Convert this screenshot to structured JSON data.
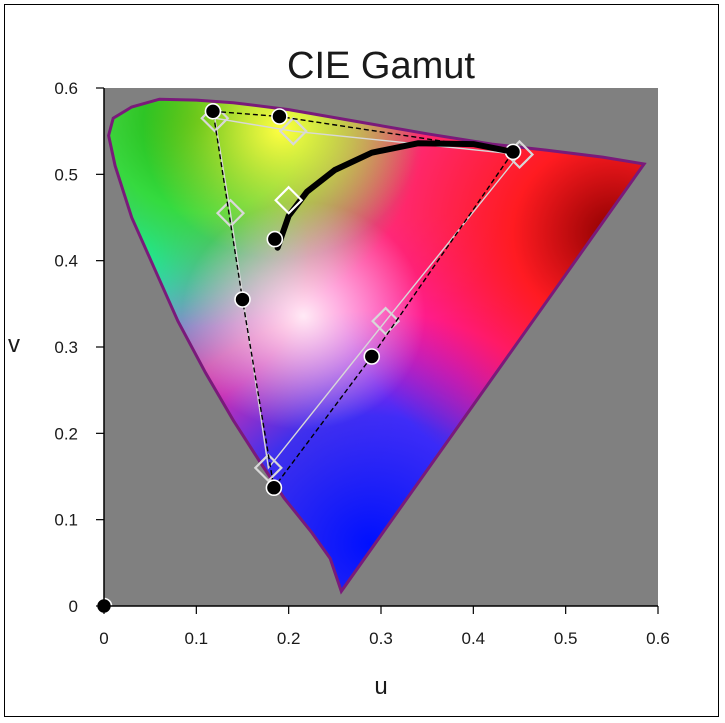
{
  "chart_data": {
    "type": "scatter",
    "title": "CIE Gamut",
    "xlabel": "u",
    "ylabel": "v",
    "xlim": [
      0,
      0.6
    ],
    "ylim": [
      0,
      0.6
    ],
    "x_ticks": [
      "0",
      "0.1",
      "0.2",
      "0.3",
      "0.4",
      "0.5",
      "0.6"
    ],
    "y_ticks": [
      "0",
      "0.1",
      "0.2",
      "0.3",
      "0.4",
      "0.5",
      "0.6"
    ],
    "grid": false,
    "plot_background": "#808080",
    "spectral_locus": [
      [
        0.257,
        0.017
      ],
      [
        0.245,
        0.055
      ],
      [
        0.225,
        0.085
      ],
      [
        0.195,
        0.125
      ],
      [
        0.17,
        0.165
      ],
      [
        0.14,
        0.215
      ],
      [
        0.11,
        0.27
      ],
      [
        0.08,
        0.33
      ],
      [
        0.055,
        0.39
      ],
      [
        0.03,
        0.45
      ],
      [
        0.012,
        0.51
      ],
      [
        0.005,
        0.545
      ],
      [
        0.01,
        0.565
      ],
      [
        0.03,
        0.578
      ],
      [
        0.06,
        0.587
      ],
      [
        0.1,
        0.586
      ],
      [
        0.14,
        0.583
      ],
      [
        0.2,
        0.575
      ],
      [
        0.28,
        0.56
      ],
      [
        0.35,
        0.547
      ],
      [
        0.42,
        0.535
      ],
      [
        0.48,
        0.528
      ],
      [
        0.54,
        0.52
      ],
      [
        0.585,
        0.512
      ]
    ],
    "series": [
      {
        "style": "filled-circles-dashed",
        "color": "#000000",
        "points": [
          [
            0.118,
            0.573
          ],
          [
            0.19,
            0.567
          ],
          [
            0.443,
            0.526
          ],
          [
            0.29,
            0.289
          ],
          [
            0.184,
            0.137
          ],
          [
            0.15,
            0.355
          ]
        ],
        "closed": true
      },
      {
        "style": "open-diamonds-solid",
        "color": "#d8d8d8",
        "points": [
          [
            0.12,
            0.565
          ],
          [
            0.205,
            0.55
          ],
          [
            0.45,
            0.523
          ],
          [
            0.305,
            0.33
          ],
          [
            0.178,
            0.16
          ],
          [
            0.137,
            0.455
          ]
        ],
        "closed": true
      },
      {
        "style": "thick-curve",
        "color": "#000000",
        "points": [
          [
            0.188,
            0.415
          ],
          [
            0.2,
            0.452
          ],
          [
            0.22,
            0.48
          ],
          [
            0.25,
            0.505
          ],
          [
            0.29,
            0.525
          ],
          [
            0.34,
            0.536
          ],
          [
            0.4,
            0.535
          ],
          [
            0.443,
            0.526
          ]
        ]
      },
      {
        "style": "single-points",
        "points": [
          {
            "x": 0.185,
            "y": 0.425,
            "marker": "filled-circle",
            "color": "#000000"
          },
          {
            "x": 0.2,
            "y": 0.47,
            "marker": "open-diamond",
            "color": "#ffffff"
          },
          {
            "x": 0.0,
            "y": 0.0,
            "marker": "filled-circle",
            "color": "#000000"
          }
        ]
      }
    ]
  }
}
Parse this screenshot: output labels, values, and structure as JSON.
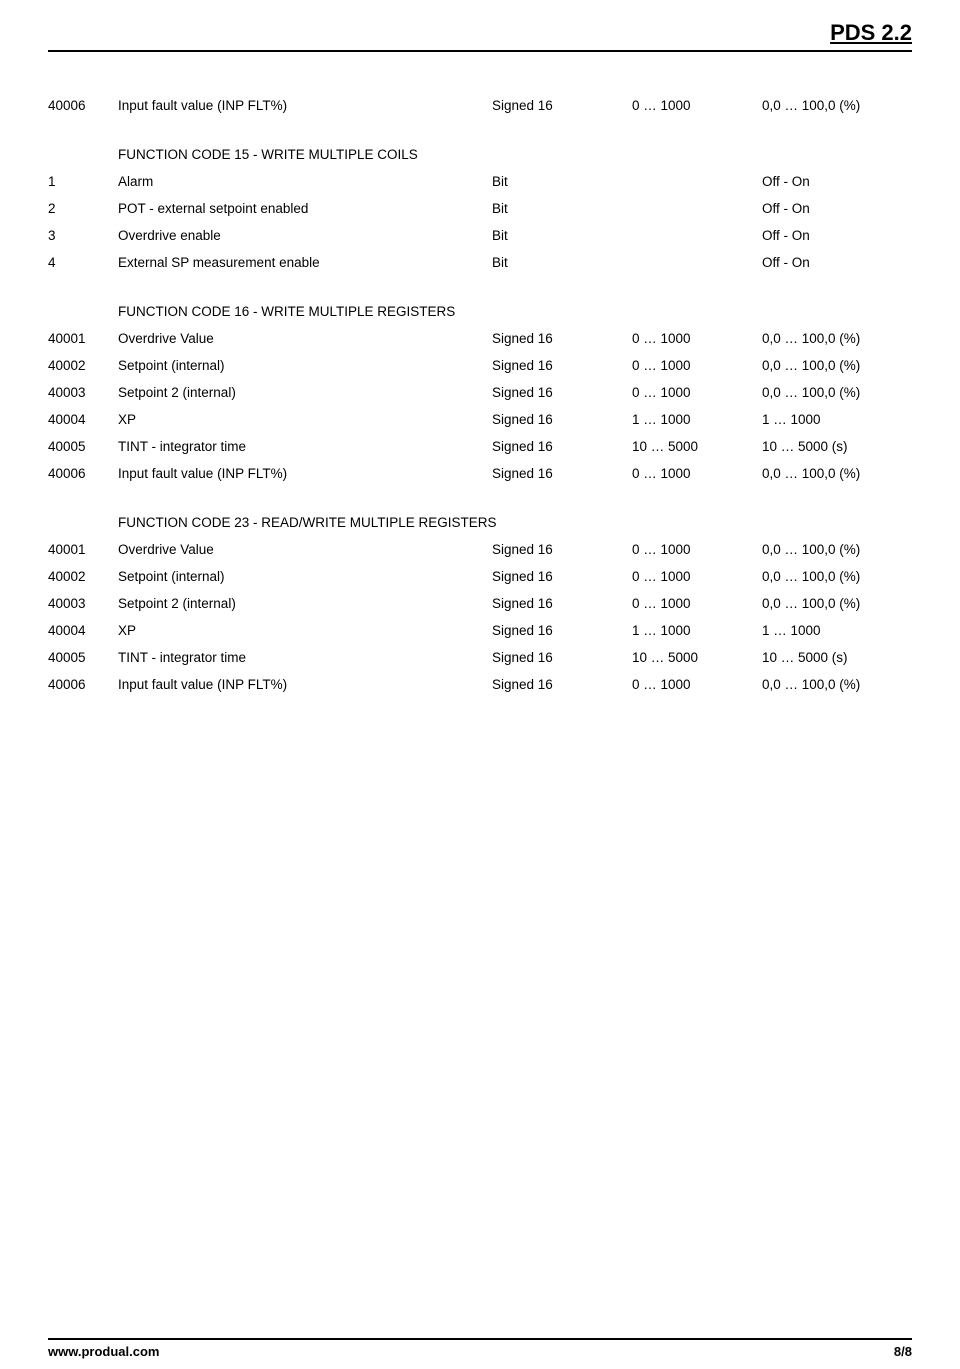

━━━━━━━━━━━━━━━━━━━━

- [YOUR OBJECTIVE]
Some lines of the records may hold the word "this". How many do? Answer with a number and nothing else.

- [WORKED ANSWER]
2